## YOUR TASK:
Reproduce the entire listing below character for character, leaving out the pictures.
-- BEGIN DATASET RECORDS --
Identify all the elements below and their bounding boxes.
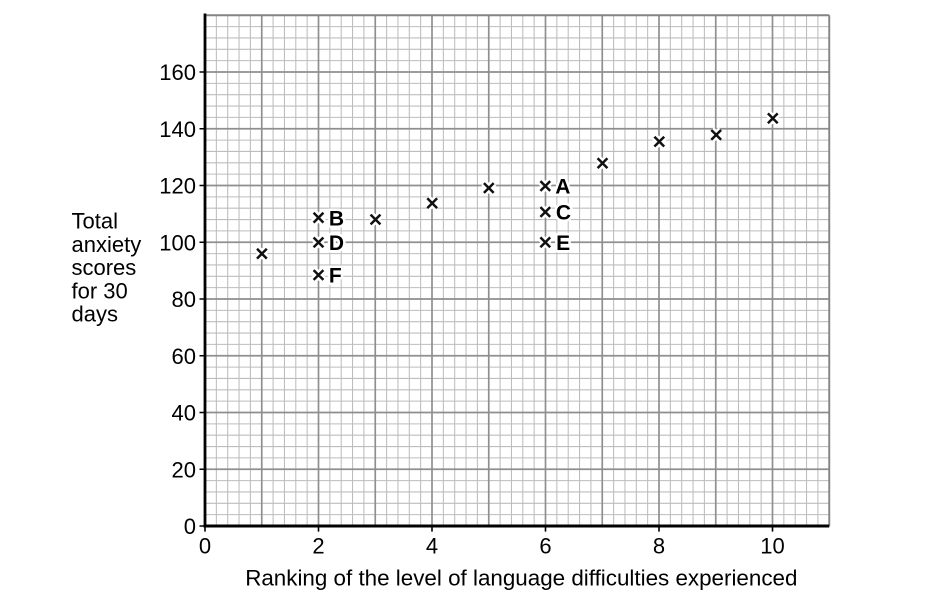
svg-text:Total: Total — [72, 209, 118, 234]
svg-text:for 30: for 30 — [72, 278, 128, 303]
svg-text:E: E — [556, 232, 570, 255]
svg-text:20: 20 — [172, 457, 196, 482]
svg-text:F: F — [329, 265, 342, 288]
svg-text:6: 6 — [539, 533, 551, 558]
svg-text:Ranking of the level of langua: Ranking of the level of language difficu… — [245, 565, 797, 590]
svg-text:140: 140 — [159, 117, 196, 142]
svg-text:80: 80 — [172, 287, 196, 312]
svg-text:scores: scores — [72, 255, 137, 280]
svg-text:10: 10 — [760, 533, 784, 558]
svg-text:8: 8 — [653, 533, 665, 558]
svg-text:40: 40 — [172, 401, 196, 426]
svg-text:B: B — [329, 207, 344, 230]
svg-text:2: 2 — [312, 533, 324, 558]
svg-text:D: D — [329, 232, 344, 255]
svg-text:0: 0 — [184, 514, 196, 539]
svg-text:4: 4 — [426, 533, 438, 558]
svg-text:A: A — [555, 176, 570, 199]
svg-text:0: 0 — [199, 533, 211, 558]
svg-text:60: 60 — [172, 344, 196, 369]
svg-text:120: 120 — [159, 174, 196, 199]
svg-text:100: 100 — [159, 230, 196, 255]
svg-text:days: days — [72, 302, 118, 327]
svg-text:160: 160 — [159, 60, 196, 85]
svg-text:C: C — [556, 202, 571, 225]
svg-text:anxiety: anxiety — [72, 232, 142, 257]
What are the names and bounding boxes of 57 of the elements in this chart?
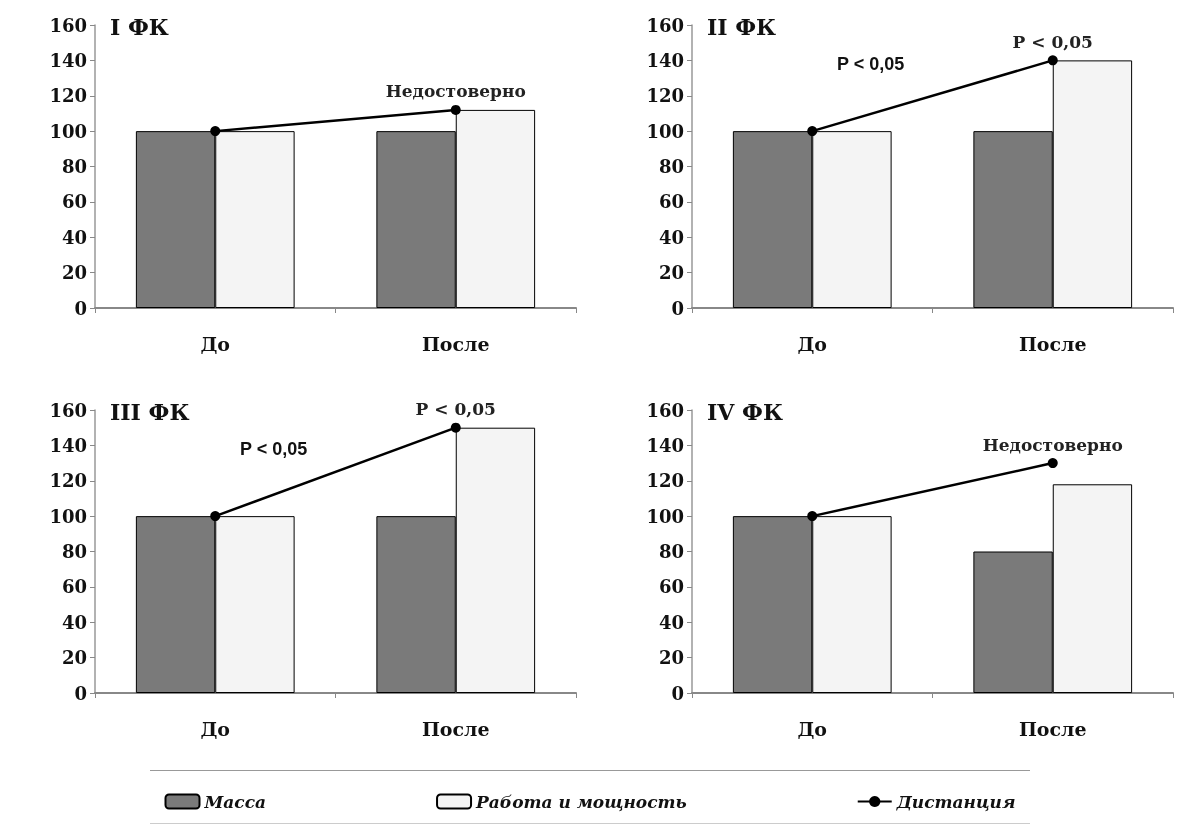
- y-tick-label: 160: [646, 399, 684, 421]
- annotation: P < 0,05: [240, 439, 308, 459]
- legend-label: Масса: [203, 791, 267, 812]
- x-tick-label: До: [200, 332, 231, 355]
- legend-label: Работа и мощность: [475, 791, 687, 812]
- x-tick-label: До: [200, 717, 231, 740]
- y-tick-label: 160: [49, 399, 87, 421]
- y-tick-label: 100: [49, 120, 87, 142]
- y-tick-label: 80: [61, 541, 87, 562]
- y-tick-label: 60: [658, 191, 684, 213]
- y-tick-label: 100: [646, 505, 684, 527]
- annotation: Недостоверно: [982, 434, 1123, 455]
- y-tick-label: 140: [49, 434, 87, 456]
- y-tick-label: 20: [61, 262, 87, 284]
- y-tick-label: 140: [646, 434, 684, 456]
- legend-label: Дистанция: [895, 791, 1016, 812]
- y-tick-label: 40: [658, 226, 684, 248]
- annotation: P < 0,05: [415, 399, 496, 420]
- y-tick-label: 160: [646, 14, 684, 36]
- y-tick-label: 120: [646, 470, 684, 492]
- y-tick-label: 120: [49, 470, 87, 492]
- annotation: P < 0,05: [1012, 31, 1093, 52]
- y-tick-label: 100: [49, 505, 87, 527]
- x-tick-label: После: [421, 717, 490, 740]
- chart-title: II ФК: [707, 14, 777, 40]
- annotation: Недостоверно: [385, 81, 526, 102]
- y-tick-label: 40: [61, 226, 87, 248]
- y-tick-label: 120: [49, 85, 87, 107]
- y-tick-label: 20: [658, 647, 684, 669]
- x-tick-label: После: [1018, 332, 1087, 355]
- y-tick-label: 100: [646, 120, 684, 142]
- y-tick-label: 0: [74, 297, 87, 319]
- y-tick-label: 0: [671, 297, 684, 319]
- y-tick-label: 40: [61, 611, 87, 633]
- y-tick-label: 60: [61, 191, 87, 213]
- x-tick-label: После: [421, 332, 490, 355]
- y-tick-label: 60: [658, 576, 684, 598]
- x-tick-label: До: [797, 717, 828, 740]
- chart-title: IV ФК: [707, 399, 783, 425]
- y-tick-label: 0: [74, 682, 87, 704]
- y-tick-label: 60: [61, 576, 87, 598]
- y-tick-label: 140: [49, 49, 87, 71]
- y-tick-label: 120: [646, 85, 684, 107]
- y-tick-label: 40: [658, 611, 684, 633]
- y-tick-label: 140: [646, 49, 684, 71]
- x-tick-label: До: [797, 332, 828, 355]
- x-tick-label: После: [1018, 717, 1087, 740]
- y-tick-label: 0: [671, 682, 684, 704]
- y-tick-label: 20: [61, 647, 87, 669]
- y-tick-label: 80: [658, 156, 684, 177]
- chart-title: I ФК: [110, 14, 169, 40]
- y-tick-label: 80: [658, 541, 684, 562]
- annotation: P < 0,05: [837, 54, 905, 74]
- y-tick-label: 80: [61, 156, 87, 177]
- y-tick-label: 20: [658, 262, 684, 284]
- y-tick-label: 160: [49, 14, 87, 36]
- chart-title: III ФК: [110, 399, 190, 425]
-- END DATASET RECORDS --
## CORRECT OUTPUT:
Identify all the elements below and their bounding boxes.
svg-text:Total: Total — [72, 209, 118, 234]
svg-text:for 30: for 30 — [72, 278, 128, 303]
svg-text:E: E — [556, 232, 570, 255]
svg-text:20: 20 — [172, 457, 196, 482]
svg-text:F: F — [329, 265, 342, 288]
svg-text:6: 6 — [539, 533, 551, 558]
svg-text:Ranking of the level of langua: Ranking of the level of language difficu… — [245, 565, 797, 590]
svg-text:140: 140 — [159, 117, 196, 142]
svg-text:80: 80 — [172, 287, 196, 312]
svg-text:scores: scores — [72, 255, 137, 280]
svg-text:10: 10 — [760, 533, 784, 558]
svg-text:8: 8 — [653, 533, 665, 558]
svg-text:40: 40 — [172, 401, 196, 426]
svg-text:B: B — [329, 207, 344, 230]
svg-text:2: 2 — [312, 533, 324, 558]
svg-text:D: D — [329, 232, 344, 255]
svg-text:0: 0 — [184, 514, 196, 539]
svg-text:4: 4 — [426, 533, 438, 558]
svg-text:A: A — [555, 176, 570, 199]
svg-text:0: 0 — [199, 533, 211, 558]
svg-text:60: 60 — [172, 344, 196, 369]
svg-text:120: 120 — [159, 174, 196, 199]
svg-text:100: 100 — [159, 230, 196, 255]
svg-text:days: days — [72, 302, 118, 327]
svg-text:160: 160 — [159, 60, 196, 85]
svg-text:C: C — [556, 202, 571, 225]
svg-text:anxiety: anxiety — [72, 232, 142, 257]
What are the names and bounding boxes of 57 of the elements in this chart?
- y-tick-label: 160: [646, 399, 684, 421]
- annotation: P < 0,05: [240, 439, 308, 459]
- legend-label: Масса: [203, 791, 267, 812]
- x-tick-label: До: [200, 332, 231, 355]
- legend-label: Работа и мощность: [475, 791, 687, 812]
- x-tick-label: До: [200, 717, 231, 740]
- y-tick-label: 160: [49, 399, 87, 421]
- y-tick-label: 100: [49, 120, 87, 142]
- y-tick-label: 80: [61, 541, 87, 562]
- y-tick-label: 60: [658, 191, 684, 213]
- y-tick-label: 100: [646, 505, 684, 527]
- annotation: Недостоверно: [982, 434, 1123, 455]
- y-tick-label: 140: [49, 434, 87, 456]
- y-tick-label: 20: [61, 262, 87, 284]
- y-tick-label: 140: [646, 434, 684, 456]
- legend-label: Дистанция: [895, 791, 1016, 812]
- y-tick-label: 40: [658, 226, 684, 248]
- annotation: P < 0,05: [415, 399, 496, 420]
- y-tick-label: 160: [646, 14, 684, 36]
- y-tick-label: 120: [646, 470, 684, 492]
- y-tick-label: 120: [49, 470, 87, 492]
- annotation: P < 0,05: [1012, 31, 1093, 52]
- y-tick-label: 100: [49, 505, 87, 527]
- x-tick-label: После: [421, 717, 490, 740]
- chart-title: II ФК: [707, 14, 777, 40]
- annotation: Недостоверно: [385, 81, 526, 102]
- y-tick-label: 40: [61, 226, 87, 248]
- y-tick-label: 120: [49, 85, 87, 107]
- y-tick-label: 20: [658, 647, 684, 669]
- x-tick-label: После: [1018, 332, 1087, 355]
- y-tick-label: 100: [646, 120, 684, 142]
- y-tick-label: 0: [74, 297, 87, 319]
- y-tick-label: 0: [671, 297, 684, 319]
- y-tick-label: 40: [61, 611, 87, 633]
- y-tick-label: 60: [61, 191, 87, 213]
- x-tick-label: После: [421, 332, 490, 355]
- y-tick-label: 60: [658, 576, 684, 598]
- x-tick-label: До: [797, 717, 828, 740]
- chart-title: IV ФК: [707, 399, 783, 425]
- y-tick-label: 0: [74, 682, 87, 704]
- y-tick-label: 60: [61, 576, 87, 598]
- y-tick-label: 140: [49, 49, 87, 71]
- y-tick-label: 120: [646, 85, 684, 107]
- y-tick-label: 40: [658, 611, 684, 633]
- y-tick-label: 140: [646, 49, 684, 71]
- x-tick-label: До: [797, 332, 828, 355]
- x-tick-label: После: [1018, 717, 1087, 740]
- y-tick-label: 0: [671, 682, 684, 704]
- y-tick-label: 20: [61, 647, 87, 669]
- y-tick-label: 80: [658, 156, 684, 177]
- chart-title: I ФК: [110, 14, 169, 40]
- y-tick-label: 80: [658, 541, 684, 562]
- annotation: P < 0,05: [837, 54, 905, 74]
- y-tick-label: 80: [61, 156, 87, 177]
- y-tick-label: 20: [658, 262, 684, 284]
- y-tick-label: 160: [49, 14, 87, 36]
- chart-title: III ФК: [110, 399, 190, 425]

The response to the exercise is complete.